Given instruction – Express the lines starting at the start of the rows and ending at the line containing "username[interactable]: be3_nadiya bbox=[70, 4, 144, 19]" as a Markdown table with the columns Row and Line, leaving out any blank lines. Include only these lines.

[Labeled region entries]
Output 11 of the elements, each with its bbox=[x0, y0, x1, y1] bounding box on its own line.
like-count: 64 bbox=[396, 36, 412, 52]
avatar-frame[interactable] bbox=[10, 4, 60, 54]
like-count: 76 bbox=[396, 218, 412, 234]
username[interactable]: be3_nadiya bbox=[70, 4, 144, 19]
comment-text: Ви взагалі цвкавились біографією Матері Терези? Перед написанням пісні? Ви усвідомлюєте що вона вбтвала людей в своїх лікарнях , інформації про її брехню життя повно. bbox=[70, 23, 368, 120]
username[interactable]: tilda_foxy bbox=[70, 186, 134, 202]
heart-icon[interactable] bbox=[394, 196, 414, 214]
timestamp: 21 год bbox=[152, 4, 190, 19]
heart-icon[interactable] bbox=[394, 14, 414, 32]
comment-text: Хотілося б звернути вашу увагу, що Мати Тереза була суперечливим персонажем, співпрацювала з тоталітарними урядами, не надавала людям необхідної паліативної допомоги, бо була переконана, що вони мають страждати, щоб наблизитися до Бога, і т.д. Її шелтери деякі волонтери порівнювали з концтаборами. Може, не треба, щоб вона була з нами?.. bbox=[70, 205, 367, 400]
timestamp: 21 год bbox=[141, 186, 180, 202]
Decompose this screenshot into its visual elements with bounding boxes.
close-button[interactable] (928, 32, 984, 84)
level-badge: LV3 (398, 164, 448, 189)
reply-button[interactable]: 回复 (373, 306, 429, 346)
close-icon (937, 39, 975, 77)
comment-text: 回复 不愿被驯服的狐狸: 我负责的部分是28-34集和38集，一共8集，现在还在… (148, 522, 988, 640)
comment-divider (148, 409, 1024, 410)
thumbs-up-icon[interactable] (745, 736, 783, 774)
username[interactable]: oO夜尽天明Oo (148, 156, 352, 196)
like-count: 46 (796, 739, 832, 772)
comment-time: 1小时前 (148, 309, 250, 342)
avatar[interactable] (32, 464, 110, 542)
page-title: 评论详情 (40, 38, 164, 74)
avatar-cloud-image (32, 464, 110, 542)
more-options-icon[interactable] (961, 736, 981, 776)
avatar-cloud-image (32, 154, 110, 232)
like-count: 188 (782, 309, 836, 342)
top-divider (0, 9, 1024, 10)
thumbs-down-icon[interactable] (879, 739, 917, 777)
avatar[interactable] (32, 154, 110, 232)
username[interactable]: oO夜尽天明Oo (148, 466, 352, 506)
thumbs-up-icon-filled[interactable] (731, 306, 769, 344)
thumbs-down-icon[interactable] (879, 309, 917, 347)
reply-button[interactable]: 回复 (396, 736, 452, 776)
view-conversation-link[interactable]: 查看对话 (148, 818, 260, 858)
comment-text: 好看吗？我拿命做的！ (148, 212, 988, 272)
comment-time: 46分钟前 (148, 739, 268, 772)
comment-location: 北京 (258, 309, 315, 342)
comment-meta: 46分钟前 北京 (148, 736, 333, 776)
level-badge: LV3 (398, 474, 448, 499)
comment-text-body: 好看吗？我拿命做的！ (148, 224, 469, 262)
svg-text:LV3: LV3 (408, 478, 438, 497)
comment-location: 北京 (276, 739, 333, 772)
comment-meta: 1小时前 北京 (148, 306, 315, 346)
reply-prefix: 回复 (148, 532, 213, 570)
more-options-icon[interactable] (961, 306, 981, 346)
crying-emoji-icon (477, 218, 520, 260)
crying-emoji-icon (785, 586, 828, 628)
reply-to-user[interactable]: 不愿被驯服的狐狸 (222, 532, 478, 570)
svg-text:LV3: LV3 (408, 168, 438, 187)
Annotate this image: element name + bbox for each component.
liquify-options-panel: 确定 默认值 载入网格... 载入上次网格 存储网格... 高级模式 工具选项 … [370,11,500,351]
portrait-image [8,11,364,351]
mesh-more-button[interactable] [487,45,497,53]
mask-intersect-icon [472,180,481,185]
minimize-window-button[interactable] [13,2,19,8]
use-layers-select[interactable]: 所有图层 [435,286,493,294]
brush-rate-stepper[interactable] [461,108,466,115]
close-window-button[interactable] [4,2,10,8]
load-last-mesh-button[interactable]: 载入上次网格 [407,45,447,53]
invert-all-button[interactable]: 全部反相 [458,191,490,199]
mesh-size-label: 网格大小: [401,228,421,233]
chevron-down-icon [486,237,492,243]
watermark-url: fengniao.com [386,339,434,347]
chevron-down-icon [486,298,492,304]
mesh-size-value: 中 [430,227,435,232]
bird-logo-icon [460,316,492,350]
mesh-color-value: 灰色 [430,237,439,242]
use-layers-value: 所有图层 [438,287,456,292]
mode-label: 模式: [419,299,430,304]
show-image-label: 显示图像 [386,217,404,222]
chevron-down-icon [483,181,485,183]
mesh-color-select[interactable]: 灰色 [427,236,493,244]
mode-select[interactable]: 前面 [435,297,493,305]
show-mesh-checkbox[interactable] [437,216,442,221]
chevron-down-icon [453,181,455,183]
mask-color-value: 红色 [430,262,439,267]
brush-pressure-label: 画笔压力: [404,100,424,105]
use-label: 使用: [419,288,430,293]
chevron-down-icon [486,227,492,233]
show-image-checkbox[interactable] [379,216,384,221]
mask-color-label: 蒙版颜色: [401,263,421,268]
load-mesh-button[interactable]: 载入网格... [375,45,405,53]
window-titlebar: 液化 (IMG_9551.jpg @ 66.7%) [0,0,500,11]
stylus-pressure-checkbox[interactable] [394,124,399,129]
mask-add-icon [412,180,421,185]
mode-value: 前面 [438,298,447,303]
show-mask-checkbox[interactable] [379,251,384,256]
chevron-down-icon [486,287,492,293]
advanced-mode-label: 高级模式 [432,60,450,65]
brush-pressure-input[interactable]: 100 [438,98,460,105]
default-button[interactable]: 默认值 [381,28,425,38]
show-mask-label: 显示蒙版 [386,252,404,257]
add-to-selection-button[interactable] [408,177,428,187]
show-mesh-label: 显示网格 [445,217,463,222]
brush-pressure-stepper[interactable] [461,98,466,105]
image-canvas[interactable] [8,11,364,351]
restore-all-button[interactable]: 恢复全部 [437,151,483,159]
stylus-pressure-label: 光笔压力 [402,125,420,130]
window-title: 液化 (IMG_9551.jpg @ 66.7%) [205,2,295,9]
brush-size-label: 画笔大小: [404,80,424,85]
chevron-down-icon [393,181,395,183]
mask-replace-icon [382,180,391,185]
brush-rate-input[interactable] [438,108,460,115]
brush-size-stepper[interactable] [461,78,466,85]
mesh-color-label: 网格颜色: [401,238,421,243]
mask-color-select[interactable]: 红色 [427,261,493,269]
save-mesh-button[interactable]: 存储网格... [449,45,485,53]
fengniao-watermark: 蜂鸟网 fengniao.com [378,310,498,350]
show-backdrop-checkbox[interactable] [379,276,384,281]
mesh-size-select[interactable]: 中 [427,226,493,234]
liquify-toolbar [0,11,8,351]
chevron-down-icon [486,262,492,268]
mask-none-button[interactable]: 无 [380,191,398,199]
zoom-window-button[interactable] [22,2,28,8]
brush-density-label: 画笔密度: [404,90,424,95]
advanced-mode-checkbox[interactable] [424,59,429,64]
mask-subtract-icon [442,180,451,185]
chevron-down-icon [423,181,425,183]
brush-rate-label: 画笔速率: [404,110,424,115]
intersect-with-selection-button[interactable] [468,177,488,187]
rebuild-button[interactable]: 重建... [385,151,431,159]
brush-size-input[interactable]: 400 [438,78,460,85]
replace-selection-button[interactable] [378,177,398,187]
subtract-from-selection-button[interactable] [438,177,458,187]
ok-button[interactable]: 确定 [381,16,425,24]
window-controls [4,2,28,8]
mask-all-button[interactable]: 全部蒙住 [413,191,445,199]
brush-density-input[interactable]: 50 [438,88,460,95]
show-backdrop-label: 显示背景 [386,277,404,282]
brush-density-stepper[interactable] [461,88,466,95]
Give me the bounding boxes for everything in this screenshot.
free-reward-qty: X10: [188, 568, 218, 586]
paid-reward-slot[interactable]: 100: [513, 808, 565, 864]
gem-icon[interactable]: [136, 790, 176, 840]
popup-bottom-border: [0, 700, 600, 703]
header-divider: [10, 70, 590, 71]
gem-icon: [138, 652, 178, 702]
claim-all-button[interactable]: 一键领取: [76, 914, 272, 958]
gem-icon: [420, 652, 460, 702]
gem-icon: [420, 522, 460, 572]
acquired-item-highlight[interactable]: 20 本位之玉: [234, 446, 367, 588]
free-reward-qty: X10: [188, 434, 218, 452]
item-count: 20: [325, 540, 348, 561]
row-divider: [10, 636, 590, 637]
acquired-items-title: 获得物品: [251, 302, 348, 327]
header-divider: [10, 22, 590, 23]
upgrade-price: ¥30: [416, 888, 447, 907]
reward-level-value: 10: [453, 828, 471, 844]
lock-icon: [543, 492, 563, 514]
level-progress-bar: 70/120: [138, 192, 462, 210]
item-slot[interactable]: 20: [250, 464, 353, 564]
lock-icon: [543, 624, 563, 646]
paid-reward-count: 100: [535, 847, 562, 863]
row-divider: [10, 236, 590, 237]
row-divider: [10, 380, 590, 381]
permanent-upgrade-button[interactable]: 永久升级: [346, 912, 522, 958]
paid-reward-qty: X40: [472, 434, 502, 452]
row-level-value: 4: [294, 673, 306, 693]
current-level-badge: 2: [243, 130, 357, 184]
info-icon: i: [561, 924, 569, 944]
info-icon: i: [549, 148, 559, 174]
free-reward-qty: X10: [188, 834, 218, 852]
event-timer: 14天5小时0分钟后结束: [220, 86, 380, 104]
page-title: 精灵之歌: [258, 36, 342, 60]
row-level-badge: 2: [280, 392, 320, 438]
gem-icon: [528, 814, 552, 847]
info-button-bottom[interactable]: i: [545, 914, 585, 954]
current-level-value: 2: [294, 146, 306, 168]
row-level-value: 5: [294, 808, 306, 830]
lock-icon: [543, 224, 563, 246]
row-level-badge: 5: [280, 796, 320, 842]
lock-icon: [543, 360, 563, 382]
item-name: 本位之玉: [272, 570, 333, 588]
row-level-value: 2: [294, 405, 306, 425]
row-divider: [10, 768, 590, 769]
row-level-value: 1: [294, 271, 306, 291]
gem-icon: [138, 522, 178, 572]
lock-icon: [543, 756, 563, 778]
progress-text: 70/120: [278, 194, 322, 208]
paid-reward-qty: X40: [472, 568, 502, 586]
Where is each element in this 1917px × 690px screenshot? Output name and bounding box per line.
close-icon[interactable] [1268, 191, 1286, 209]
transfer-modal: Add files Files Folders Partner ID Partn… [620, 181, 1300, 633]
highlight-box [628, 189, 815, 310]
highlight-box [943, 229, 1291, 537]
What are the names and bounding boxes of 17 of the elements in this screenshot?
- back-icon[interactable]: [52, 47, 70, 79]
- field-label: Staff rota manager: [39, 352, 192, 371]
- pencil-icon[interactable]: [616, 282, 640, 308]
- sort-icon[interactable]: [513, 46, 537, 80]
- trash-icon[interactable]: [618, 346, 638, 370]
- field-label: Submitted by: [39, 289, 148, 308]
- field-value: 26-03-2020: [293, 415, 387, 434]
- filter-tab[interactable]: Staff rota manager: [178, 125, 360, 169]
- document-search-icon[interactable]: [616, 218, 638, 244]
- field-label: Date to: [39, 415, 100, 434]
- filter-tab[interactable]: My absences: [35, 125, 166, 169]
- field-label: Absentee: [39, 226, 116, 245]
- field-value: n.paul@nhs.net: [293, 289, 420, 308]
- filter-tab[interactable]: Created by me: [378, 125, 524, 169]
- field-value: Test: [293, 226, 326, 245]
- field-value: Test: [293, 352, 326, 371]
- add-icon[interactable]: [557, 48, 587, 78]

Task answer –
| Row | Line |
|---|---|
| 1 | Output 11 of the elements, each with its bbox=[x0, y0, x1, y1] bounding box on its own line. |
| 2 | like-count: 64 bbox=[396, 36, 412, 52] |
| 3 | avatar-frame[interactable] bbox=[10, 4, 60, 54] |
| 4 | like-count: 76 bbox=[396, 218, 412, 234] |
| 5 | username[interactable]: be3_nadiya bbox=[70, 4, 144, 19] |